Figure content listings
- - - -

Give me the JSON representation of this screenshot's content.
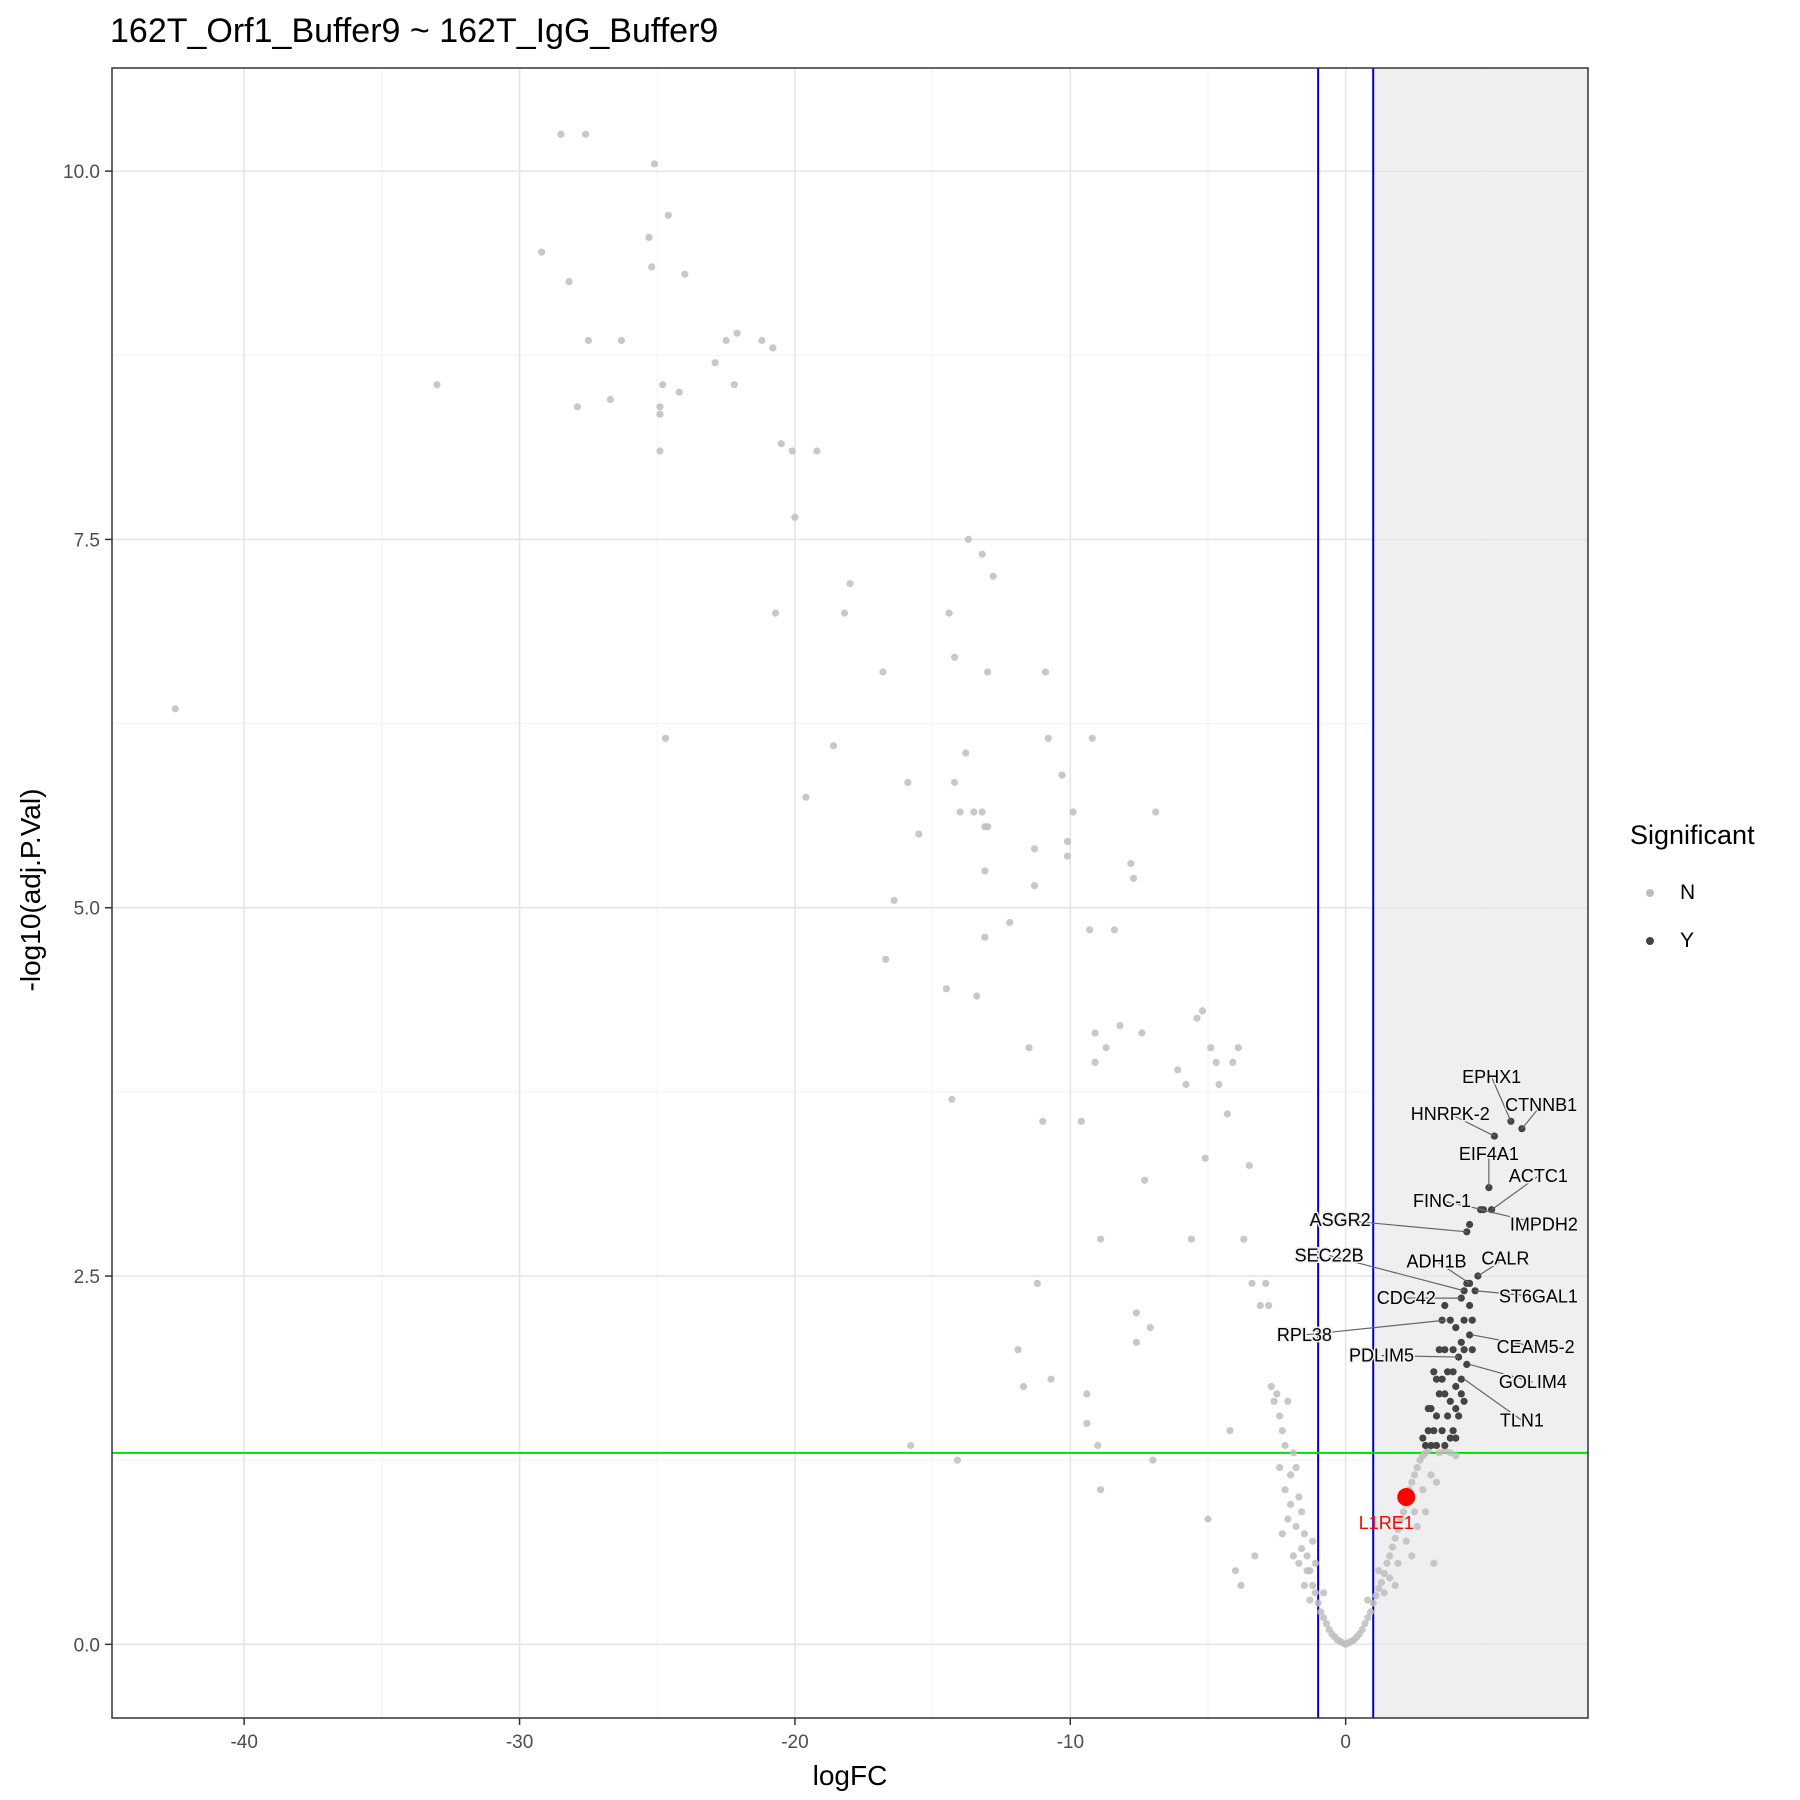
{
  "chart_data": {
    "type": "scatter",
    "title": "162T_Orf1_Buffer9 ~ 162T_IgG_Buffer9",
    "xlabel": "logFC",
    "ylabel": "-log10(adj.P.Val)",
    "xlim": [
      -44.8,
      8.8
    ],
    "ylim": [
      -0.5,
      10.7
    ],
    "x_ticks": [
      "-40",
      "-30",
      "-20",
      "-10",
      "0"
    ],
    "y_ticks": [
      "0.0",
      "2.5",
      "5.0",
      "7.5",
      "10.0"
    ],
    "grid": true,
    "shaded_region": {
      "x_from": 1,
      "x_to": 8.8,
      "y_from": 1.3,
      "y_to": 10.7
    },
    "vlines": [
      -1,
      1
    ],
    "hline": 1.3,
    "legend": {
      "title": "Significant",
      "position": "right",
      "entries": [
        "N",
        "Y"
      ]
    },
    "colors": {
      "N": "#bebebe",
      "Y": "#444444",
      "highlight": "#ff0000",
      "vline": "#0000cc",
      "hline": "#00dd00",
      "shade": "#efefef"
    },
    "series": [
      {
        "name": "N",
        "points": [
          [
            -42.5,
            6.35
          ],
          [
            -33,
            8.55
          ],
          [
            -29.2,
            9.45
          ],
          [
            -28.5,
            10.25
          ],
          [
            -28.2,
            9.25
          ],
          [
            -27.9,
            8.4
          ],
          [
            -27.6,
            10.25
          ],
          [
            -27.5,
            8.85
          ],
          [
            -26.7,
            8.45
          ],
          [
            -26.3,
            8.85
          ],
          [
            -25.3,
            9.55
          ],
          [
            -25.2,
            9.35
          ],
          [
            -25.1,
            10.05
          ],
          [
            -24.9,
            8.4
          ],
          [
            -24.9,
            8.35
          ],
          [
            -24.9,
            8.1
          ],
          [
            -24.8,
            8.55
          ],
          [
            -24.7,
            6.15
          ],
          [
            -24.6,
            9.7
          ],
          [
            -24.2,
            8.5
          ],
          [
            -24,
            9.3
          ],
          [
            -22.9,
            8.7
          ],
          [
            -22.5,
            8.85
          ],
          [
            -22.2,
            8.55
          ],
          [
            -22.1,
            8.9
          ],
          [
            -21.2,
            8.85
          ],
          [
            -20.8,
            8.8
          ],
          [
            -20.7,
            7
          ],
          [
            -20.5,
            8.15
          ],
          [
            -20.1,
            8.1
          ],
          [
            -20,
            7.65
          ],
          [
            -19.6,
            5.75
          ],
          [
            -19.2,
            8.1
          ],
          [
            -18.6,
            6.1
          ],
          [
            -18.2,
            7
          ],
          [
            -18,
            7.2
          ],
          [
            -16.8,
            6.6
          ],
          [
            -16.7,
            4.65
          ],
          [
            -16.4,
            5.05
          ],
          [
            -15.9,
            5.85
          ],
          [
            -15.8,
            1.35
          ],
          [
            -15.5,
            5.5
          ],
          [
            -14.5,
            4.45
          ],
          [
            -14.4,
            7
          ],
          [
            -14.3,
            3.7
          ],
          [
            -14.2,
            6.7
          ],
          [
            -14.2,
            5.85
          ],
          [
            -14.1,
            1.25
          ],
          [
            -14,
            5.65
          ],
          [
            -13.8,
            6.05
          ],
          [
            -13.7,
            7.5
          ],
          [
            -13.5,
            5.65
          ],
          [
            -13.4,
            4.4
          ],
          [
            -13.2,
            5.65
          ],
          [
            -13.2,
            7.4
          ],
          [
            -13.1,
            5.55
          ],
          [
            -13.1,
            5.25
          ],
          [
            -13.1,
            4.8
          ],
          [
            -13,
            5.55
          ],
          [
            -13,
            6.6
          ],
          [
            -12.8,
            7.25
          ],
          [
            -12.2,
            4.9
          ],
          [
            -11.9,
            2
          ],
          [
            -11.7,
            1.75
          ],
          [
            -11.5,
            4.05
          ],
          [
            -11.3,
            5.4
          ],
          [
            -11.3,
            5.15
          ],
          [
            -11.2,
            2.45
          ],
          [
            -11,
            3.55
          ],
          [
            -10.9,
            6.6
          ],
          [
            -10.8,
            6.15
          ],
          [
            -10.7,
            1.8
          ],
          [
            -10.3,
            5.9
          ],
          [
            -10.1,
            5.45
          ],
          [
            -10.1,
            5.35
          ],
          [
            -9.9,
            5.65
          ],
          [
            -9.6,
            3.55
          ],
          [
            -9.4,
            1.7
          ],
          [
            -9.4,
            1.5
          ],
          [
            -9.3,
            4.85
          ],
          [
            -9.2,
            6.15
          ],
          [
            -9.1,
            4.15
          ],
          [
            -9.1,
            3.95
          ],
          [
            -9,
            1.35
          ],
          [
            -8.9,
            2.75
          ],
          [
            -8.9,
            1.05
          ],
          [
            -8.7,
            4.05
          ],
          [
            -8.4,
            4.85
          ],
          [
            -8.2,
            4.2
          ],
          [
            -7.8,
            5.3
          ],
          [
            -7.7,
            5.2
          ],
          [
            -7.6,
            2.25
          ],
          [
            -7.6,
            2.05
          ],
          [
            -7.4,
            4.15
          ],
          [
            -7.3,
            3.15
          ],
          [
            -7.1,
            2.15
          ],
          [
            -7,
            1.25
          ],
          [
            -6.9,
            5.65
          ],
          [
            -6.1,
            3.9
          ],
          [
            -5.8,
            3.8
          ],
          [
            -5.6,
            2.75
          ],
          [
            -5.4,
            4.25
          ],
          [
            -5.2,
            4.3
          ],
          [
            -5.1,
            3.3
          ],
          [
            -5,
            0.85
          ],
          [
            -4.9,
            4.05
          ],
          [
            -4.7,
            3.95
          ],
          [
            -4.6,
            3.8
          ],
          [
            -4.3,
            3.6
          ],
          [
            -4.2,
            1.45
          ],
          [
            -4.1,
            3.95
          ],
          [
            -4,
            0.5
          ],
          [
            -3.9,
            4.05
          ],
          [
            -3.8,
            0.4
          ],
          [
            -3.7,
            2.75
          ],
          [
            -3.5,
            3.25
          ],
          [
            -3.4,
            2.45
          ],
          [
            -3.3,
            0.6
          ],
          [
            -3.1,
            2.3
          ],
          [
            -2.9,
            2.45
          ],
          [
            -2.8,
            2.3
          ],
          [
            -2.7,
            1.75
          ],
          [
            -2.6,
            1.65
          ],
          [
            -2.5,
            1.7
          ],
          [
            -2.4,
            1.55
          ],
          [
            -2.3,
            1.45
          ],
          [
            -2.2,
            1.35
          ],
          [
            -2.1,
            1.65
          ],
          [
            -2,
            1.15
          ],
          [
            -1.9,
            1.3
          ],
          [
            -1.8,
            1.2
          ],
          [
            -1.7,
            1
          ],
          [
            -1.6,
            0.9
          ],
          [
            -1.5,
            0.75
          ],
          [
            -1.4,
            0.6
          ],
          [
            -1.3,
            0.5
          ],
          [
            -1.2,
            0.4
          ],
          [
            -1.1,
            0.35
          ],
          [
            -1,
            0.28
          ],
          [
            -0.9,
            0.22
          ],
          [
            -0.8,
            0.18
          ],
          [
            -0.7,
            0.14
          ],
          [
            -0.6,
            0.1
          ],
          [
            -0.5,
            0.07
          ],
          [
            -0.4,
            0.05
          ],
          [
            -0.3,
            0.03
          ],
          [
            -0.2,
            0.02
          ],
          [
            -0.1,
            0.01
          ],
          [
            0,
            0
          ],
          [
            0.1,
            0.01
          ],
          [
            0.2,
            0.02
          ],
          [
            0.3,
            0.03
          ],
          [
            0.4,
            0.05
          ],
          [
            0.5,
            0.07
          ],
          [
            0.6,
            0.1
          ],
          [
            0.7,
            0.14
          ],
          [
            0.8,
            0.18
          ],
          [
            0.9,
            0.22
          ],
          [
            1,
            0.28
          ],
          [
            1.1,
            0.33
          ],
          [
            1.2,
            0.38
          ],
          [
            1.3,
            0.42
          ],
          [
            1.4,
            0.48
          ],
          [
            1.5,
            0.55
          ],
          [
            1.6,
            0.6
          ],
          [
            1.7,
            0.66
          ],
          [
            1.8,
            0.72
          ],
          [
            1.9,
            0.78
          ],
          [
            2,
            0.85
          ],
          [
            2.1,
            0.9
          ],
          [
            2.2,
            0.95
          ],
          [
            2.3,
            1.05
          ],
          [
            2.4,
            1.1
          ],
          [
            2.5,
            1.15
          ],
          [
            2.6,
            1.2
          ],
          [
            2.7,
            1.25
          ],
          [
            2.8,
            1.28
          ],
          [
            2.9,
            1.3
          ],
          [
            3,
            1.32
          ],
          [
            3.2,
            1.35
          ],
          [
            3.4,
            1.3
          ],
          [
            3.6,
            1.32
          ],
          [
            3.8,
            1.3
          ],
          [
            4,
            1.28
          ],
          [
            1.9,
            0.55
          ],
          [
            2.2,
            0.7
          ],
          [
            2.5,
            0.9
          ],
          [
            2.8,
            1.05
          ],
          [
            3.1,
            1.15
          ],
          [
            1.6,
            0.45
          ],
          [
            1.4,
            0.35
          ],
          [
            2.4,
            0.6
          ],
          [
            3.2,
            0.55
          ],
          [
            2.6,
            0.8
          ],
          [
            -1.2,
            0.7
          ],
          [
            -1.4,
            0.5
          ],
          [
            -1.6,
            0.65
          ],
          [
            -1.8,
            0.8
          ],
          [
            -2,
            0.95
          ],
          [
            -2.2,
            1.05
          ],
          [
            -1.5,
            0.4
          ],
          [
            -1.1,
            0.55
          ],
          [
            -1.9,
            0.6
          ],
          [
            -2.1,
            0.85
          ],
          [
            -2.4,
            1.2
          ],
          [
            -1.3,
            0.3
          ],
          [
            -0.8,
            0.35
          ],
          [
            0.8,
            0.3
          ],
          [
            1.2,
            0.5
          ],
          [
            1.8,
            0.4
          ],
          [
            2.9,
            0.9
          ],
          [
            3.3,
            1.1
          ],
          [
            -2.3,
            0.75
          ],
          [
            -1.7,
            0.55
          ]
        ]
      },
      {
        "name": "Y",
        "points": [
          [
            6.4,
            3.5
          ],
          [
            6.0,
            3.55
          ],
          [
            5.4,
            3.45
          ],
          [
            5.2,
            3.1
          ],
          [
            5.3,
            2.95
          ],
          [
            5.0,
            2.95
          ],
          [
            4.9,
            2.95
          ],
          [
            4.5,
            2.85
          ],
          [
            4.4,
            2.8
          ],
          [
            4.8,
            2.5
          ],
          [
            4.5,
            2.45
          ],
          [
            4.7,
            2.4
          ],
          [
            4.4,
            2.45
          ],
          [
            4.3,
            2.4
          ],
          [
            4.2,
            2.35
          ],
          [
            4.5,
            2.3
          ],
          [
            4.6,
            2.2
          ],
          [
            4.3,
            2.2
          ],
          [
            3.6,
            2.3
          ],
          [
            3.5,
            2.2
          ],
          [
            3.8,
            2.2
          ],
          [
            4.0,
            2.15
          ],
          [
            4.2,
            2.05
          ],
          [
            4.5,
            2.1
          ],
          [
            4.6,
            2.0
          ],
          [
            4.3,
            2.0
          ],
          [
            3.9,
            2.0
          ],
          [
            3.6,
            2.0
          ],
          [
            3.4,
            2.0
          ],
          [
            4.1,
            1.95
          ],
          [
            4.4,
            1.9
          ],
          [
            3.7,
            1.85
          ],
          [
            3.2,
            1.85
          ],
          [
            3.3,
            1.8
          ],
          [
            3.5,
            1.8
          ],
          [
            3.9,
            1.85
          ],
          [
            4.2,
            1.8
          ],
          [
            3.4,
            1.7
          ],
          [
            3.6,
            1.7
          ],
          [
            3.8,
            1.65
          ],
          [
            4.0,
            1.6
          ],
          [
            3.1,
            1.6
          ],
          [
            3.3,
            1.55
          ],
          [
            3.7,
            1.55
          ],
          [
            4.1,
            1.55
          ],
          [
            3.0,
            1.45
          ],
          [
            3.2,
            1.45
          ],
          [
            3.5,
            1.45
          ],
          [
            3.8,
            1.4
          ],
          [
            4.0,
            1.4
          ],
          [
            2.8,
            1.4
          ],
          [
            3.3,
            1.35
          ],
          [
            3.6,
            1.35
          ],
          [
            2.9,
            1.35
          ],
          [
            3.1,
            1.35
          ],
          [
            3.9,
            1.45
          ],
          [
            4.3,
            1.65
          ],
          [
            3.0,
            1.6
          ],
          [
            4.0,
            1.75
          ],
          [
            4.2,
            1.7
          ]
        ]
      }
    ],
    "highlight": {
      "label": "L1RE1",
      "x": 2.2,
      "y": 1.0
    },
    "labels": [
      {
        "text": "EPHX1",
        "x": 5.3,
        "y": 3.85,
        "px": 6.0,
        "py": 3.55
      },
      {
        "text": "CTNNB1",
        "x": 7.1,
        "y": 3.66,
        "px": 6.4,
        "py": 3.5
      },
      {
        "text": "HNRPK-2",
        "x": 3.8,
        "y": 3.6,
        "px": 5.4,
        "py": 3.45
      },
      {
        "text": "EIF4A1",
        "x": 5.2,
        "y": 3.33,
        "px": 5.2,
        "py": 3.1
      },
      {
        "text": "ACTC1",
        "x": 7.0,
        "y": 3.18,
        "px": 5.3,
        "py": 2.95
      },
      {
        "text": "FINC-1",
        "x": 3.5,
        "y": 3.01,
        "px": 5.0,
        "py": 2.95
      },
      {
        "text": "IMPDH2",
        "x": 7.2,
        "y": 2.85,
        "px": 4.9,
        "py": 2.95
      },
      {
        "text": "ASGR2",
        "x": -0.2,
        "y": 2.88,
        "px": 4.4,
        "py": 2.8
      },
      {
        "text": "CALR",
        "x": 5.8,
        "y": 2.62,
        "px": 4.8,
        "py": 2.5
      },
      {
        "text": "ADH1B",
        "x": 3.3,
        "y": 2.6,
        "px": 4.5,
        "py": 2.45
      },
      {
        "text": "SEC22B",
        "x": -0.6,
        "y": 2.64,
        "px": 4.3,
        "py": 2.4
      },
      {
        "text": "ST6GAL1",
        "x": 7.0,
        "y": 2.36,
        "px": 4.7,
        "py": 2.4
      },
      {
        "text": "CDC42",
        "x": 2.2,
        "y": 2.35,
        "px": 4.2,
        "py": 2.35
      },
      {
        "text": "RPL38",
        "x": -1.5,
        "y": 2.1,
        "px": 3.6,
        "py": 2.2
      },
      {
        "text": "CEAM5-2",
        "x": 6.9,
        "y": 2.02,
        "px": 4.6,
        "py": 2.1
      },
      {
        "text": "PDLIM5",
        "x": 1.3,
        "y": 1.96,
        "px": 4.1,
        "py": 1.95
      },
      {
        "text": "GOLIM4",
        "x": 6.8,
        "y": 1.78,
        "px": 4.5,
        "py": 1.9
      },
      {
        "text": "TLN1",
        "x": 6.4,
        "y": 1.52,
        "px": 4.3,
        "py": 1.8
      }
    ]
  }
}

- - - -

- **Problem statement**
Pick out and copy every line that contains the word "title".

- **Task result**
    "title": "162T_Orf1_Buffer9 ~ 162T_IgG_Buffer9",
      "title": "Significant",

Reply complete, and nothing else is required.